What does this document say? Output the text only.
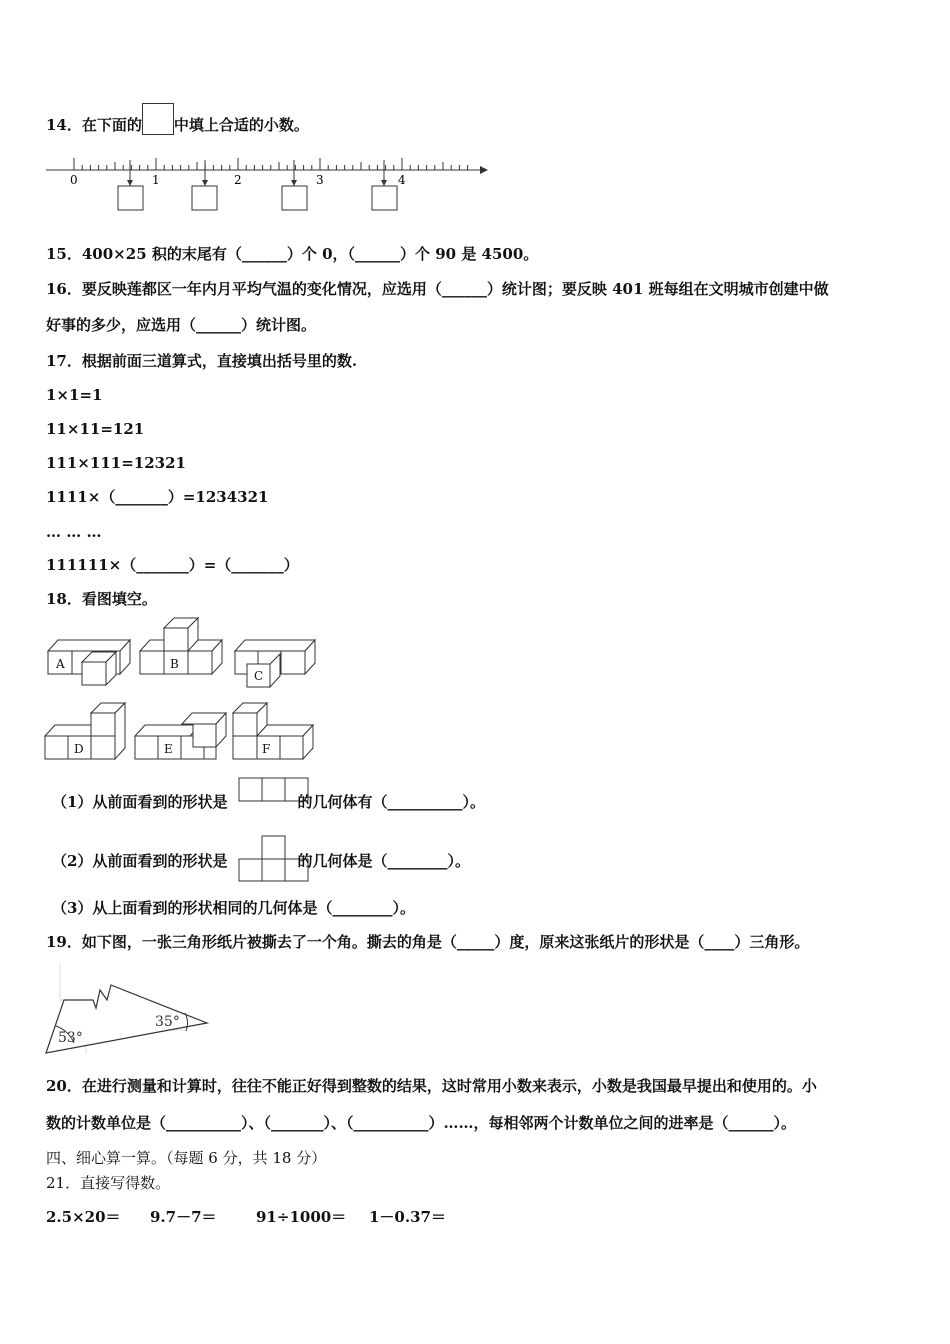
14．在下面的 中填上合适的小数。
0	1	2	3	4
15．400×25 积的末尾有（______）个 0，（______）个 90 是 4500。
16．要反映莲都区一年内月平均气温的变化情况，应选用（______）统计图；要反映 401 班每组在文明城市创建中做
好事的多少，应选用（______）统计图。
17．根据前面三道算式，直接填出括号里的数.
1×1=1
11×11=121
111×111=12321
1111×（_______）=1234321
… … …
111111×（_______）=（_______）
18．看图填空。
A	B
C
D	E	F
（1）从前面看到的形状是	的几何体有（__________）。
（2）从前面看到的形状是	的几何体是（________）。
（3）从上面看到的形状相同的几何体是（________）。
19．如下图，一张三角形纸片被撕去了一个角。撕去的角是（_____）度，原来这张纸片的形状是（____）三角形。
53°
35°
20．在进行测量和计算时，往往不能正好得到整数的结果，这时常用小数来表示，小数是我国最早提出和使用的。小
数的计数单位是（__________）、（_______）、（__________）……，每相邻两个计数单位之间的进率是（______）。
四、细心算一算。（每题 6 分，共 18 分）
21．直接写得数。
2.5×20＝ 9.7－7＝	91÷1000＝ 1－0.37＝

-------------------------

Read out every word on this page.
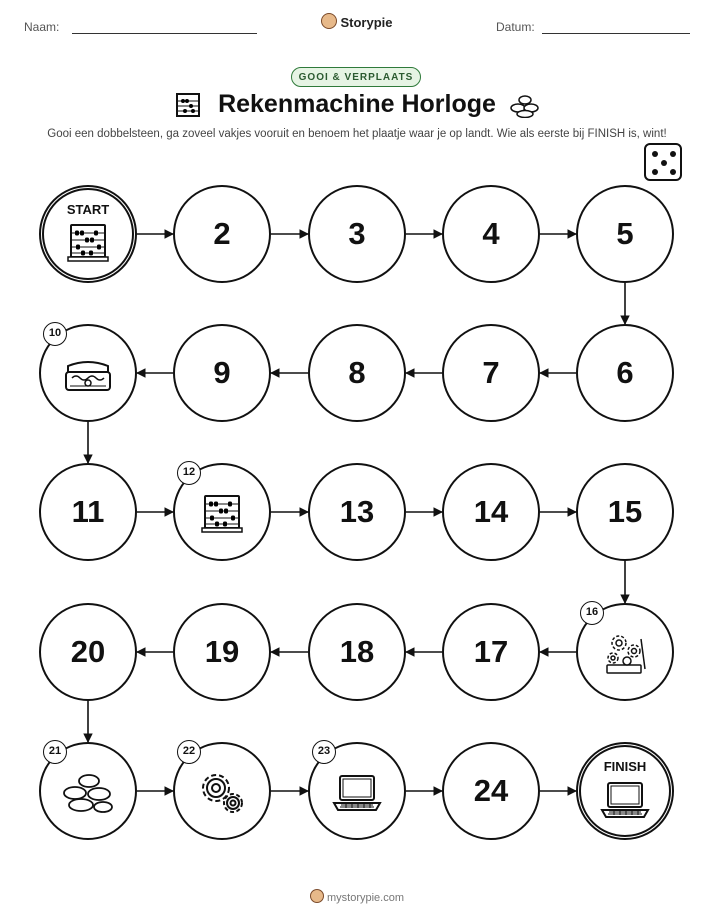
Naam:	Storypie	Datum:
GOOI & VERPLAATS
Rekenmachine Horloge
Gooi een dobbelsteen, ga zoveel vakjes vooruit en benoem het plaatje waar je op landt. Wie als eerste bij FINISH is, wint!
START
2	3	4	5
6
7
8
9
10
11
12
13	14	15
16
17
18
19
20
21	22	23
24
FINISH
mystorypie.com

-------------------------

§ Given request
Filter the listing above for the string "从前面看到的形状是" and copy every matching line.

§ Response
（1）从前面看到的形状是	的几何体有（__________）。
（2）从前面看到的形状是	的几何体是（________）。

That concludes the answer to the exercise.